- WORK INSTRUCTIONS
• A. Reproduce the portion of the passage on the Paterson silk industry starting with "Lewis Hine, 1937, Public" and going on through "Japanese raw silk.".
• B. Summarize the passage on the Paterson silk industry in two sentences.
• C. Pick up the passage on the Paterson silk industry after its final sentence and continue it.

- DOCUMENT EXTRACT
------------------------------------

The second part of this two-part series on silk will focus on American production, particularly within New Jersey. If you haven’t read part 1 yet, you can read that Here. While New Jersey was not the only state to manufacture silk products during this time, a very large portion of the American silk industry was set in Paterson, NJ.

Duran, Leo, 1883-, Raw Silk: A Practical Handbook for the Buyer, 1921, No restrictions, via Wikimedia Commons
As mentioned in the last post, silk production provided a unique opportunity for the Eastern and Western worlds to interchange with one another. While silk production had long been integral to societies in the East, long before the United States even became a country, the improvements of the industrial revolution soon catapulted the United States into the silk economy. The ancient Silk Road now evolved to conduct the export of raw silk across the Atlantic and Pacific Oceans to further connect the United States with the East.
Today New Jersey is not known for its textile production, but in the late-1800s and early 1900s this was a major industry in the area. Paterson in particular became known for its silk mills. Prior to silk, cotton had been produced in Paterson, but when cotton production moved to the Southern United States, the vacant mills were eventually refurbished for silk production. In 1915, the NJ Industrial Directory wrote, “Approximately one-third of this nation’s product of this beautiful [silk] fabric comes from the looms of New Jersey mills, and fully ninety percent of this great total is credited to Paterson. Upwards of 160 silk mills and dye houses, employing an army of operatives numbering nearly 30,000 men and women are now in operation”[1] Paterson was even referred to as the Silk City or the Lyons of America in the early 1900s.

Lewis Hine, 1937, Public domain, via Wikimedia Commons
An expansive array of mills in Paterson turned raw silk into a wide variety of silk fabric and silk ribbons, and even produced the machinery used for creating the silk goods. The one area where Paterson was not self-sufficient, however, was in creating raw silk. The raw silk was chiefly imported from Japan, along with China and Italy. In the late-1800s, California had a brief spurt producing raw silk, but this was short-lived [2]. Thus the need for communication and a working relationship with Japan in order to import Japanese raw silk.

On display at the Meadowlands Museum, 2018.
As opposed to Japan whose silk industry was dominated by a female workforce, while many American women were involved in the silk production process, the industry was still shared by men and most highly-skilled weavers were male. Paterson’s silk industry laborers were also dominated by foreign immigrants, whereas the majority of Japanese silk workers were Japanese. The looms attracted many Jewish and Italian immigrants in particular. Skilled silk weavers immigrating to the United States would eschew New York city for the mills of the industrial boom-town of Paterson. Jewish immigrants from Poland, Hungary, Russia, and other Eastern European countries tended to gravitate towards silk weaving, while Italian immigrants generally did silk dyeing.

------------------------------------

- Element position data
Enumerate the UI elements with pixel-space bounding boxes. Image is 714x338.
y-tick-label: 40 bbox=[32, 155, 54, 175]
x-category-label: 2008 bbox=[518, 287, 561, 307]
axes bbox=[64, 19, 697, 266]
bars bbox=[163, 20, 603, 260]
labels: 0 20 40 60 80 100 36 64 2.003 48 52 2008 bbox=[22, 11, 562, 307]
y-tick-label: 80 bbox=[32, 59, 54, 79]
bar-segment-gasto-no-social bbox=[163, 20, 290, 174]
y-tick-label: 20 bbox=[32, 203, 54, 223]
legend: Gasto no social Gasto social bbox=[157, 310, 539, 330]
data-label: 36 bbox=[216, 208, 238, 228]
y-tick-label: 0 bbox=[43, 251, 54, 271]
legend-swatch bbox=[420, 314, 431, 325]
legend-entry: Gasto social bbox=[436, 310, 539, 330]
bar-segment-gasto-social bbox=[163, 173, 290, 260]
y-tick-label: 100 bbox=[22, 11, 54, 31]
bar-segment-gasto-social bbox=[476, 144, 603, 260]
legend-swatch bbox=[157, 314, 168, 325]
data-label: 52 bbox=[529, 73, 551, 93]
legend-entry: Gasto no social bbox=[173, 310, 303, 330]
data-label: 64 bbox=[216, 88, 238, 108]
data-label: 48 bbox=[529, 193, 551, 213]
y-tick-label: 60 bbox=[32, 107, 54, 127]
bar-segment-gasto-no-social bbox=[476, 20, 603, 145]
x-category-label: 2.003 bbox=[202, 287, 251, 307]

------------------------------------

- RESULTS OF THE TASKS
• A.
Lewis Hine, 1937, Public domain, via Wikimedia Commons
An expansive array of mills in Paterson turned raw silk into a wide variety of silk fabric and silk ribbons, and even produced the machinery used for creating the silk goods. The one area where Paterson was not self-sufficient, however, was in creating raw silk. The raw silk was chiefly imported from Japan, along with China and Italy. In the late-1800s, California had a brief spurt producing raw silk, but this was short-lived [2]. Thus the need for communication and a working relationship with Japan in order to import Japanese raw silk.

• B. In the late 1800s and early 1900s, Paterson, New Jersey, was a major center of American silk production, with mills that turned raw silk, imported chiefly from Japan along with China and Italy, into fabric and ribbons and even produced the machinery for making silk goods. Unlike Japan's silk industry, which was dominated by Japanese women, Paterson's industry was shared by men, who made up most of the highly skilled weavers, and its labor force was dominated by immigrants, with Jewish immigrants tending toward weaving and Italian immigrants generally doing dyeing.

• C.
It is also important to note that Paterson had an especially infamous silk strike in 1913 due to unfair labor practices, which lasted about six months and involved thousands of laborers. One of the leaders of the 1913 strike was Elizabeth Gurley Flynn, a labor activist and a founding member of the American Civil Liberties Union (photo below). Interestingly, due to the fact that there were so many immigrants from different countries and regions working in the Paterson silk mills, Striking Out: Paterson’s Famous Labor Dispute said that “language barriers prevented workers from organizing on a large scale.” So when Flynn and other activists came to unionize the workers for the 1913 strike they needed to address them in six different languages. While this post does not center on the labor strikes in Paterson, you can read more about them here in this article by Marcia Worth-Baker, Striking Out: Paterson’s Famous Labor Dispute.

Unknown author, Public domain, via Wikimedia Commons
Lucky for FFF, photographer Lewis Hine did a series on Paterson silk production in 1937! Hine was known for capturing the plight of the working and lower classes in early 1900s (read more about Hine and see more of his works Here). He used his photographs for social and labor reform. While 1937 is a little later than the usual FFF timeline, Hine provided great photographic examples of the stages of silk production and some American female workers.
As part of the early stages of adapting silk from a raw material to a bobbin, the raw silk is untied from its package (left) and soaked in boiled water (right). This removes the natural gum that surrounds the silk fibers produced by the silk worms.


The woman on the right below is overseeing silk skeins on winding creels or swifts in Paterson, NJ in 1937. The yarn is wound from the skein onto bobbins. As a comparison of this process in the United States and in Japan, the women on the right are overseeing this same process in a Japanese factory in 1910.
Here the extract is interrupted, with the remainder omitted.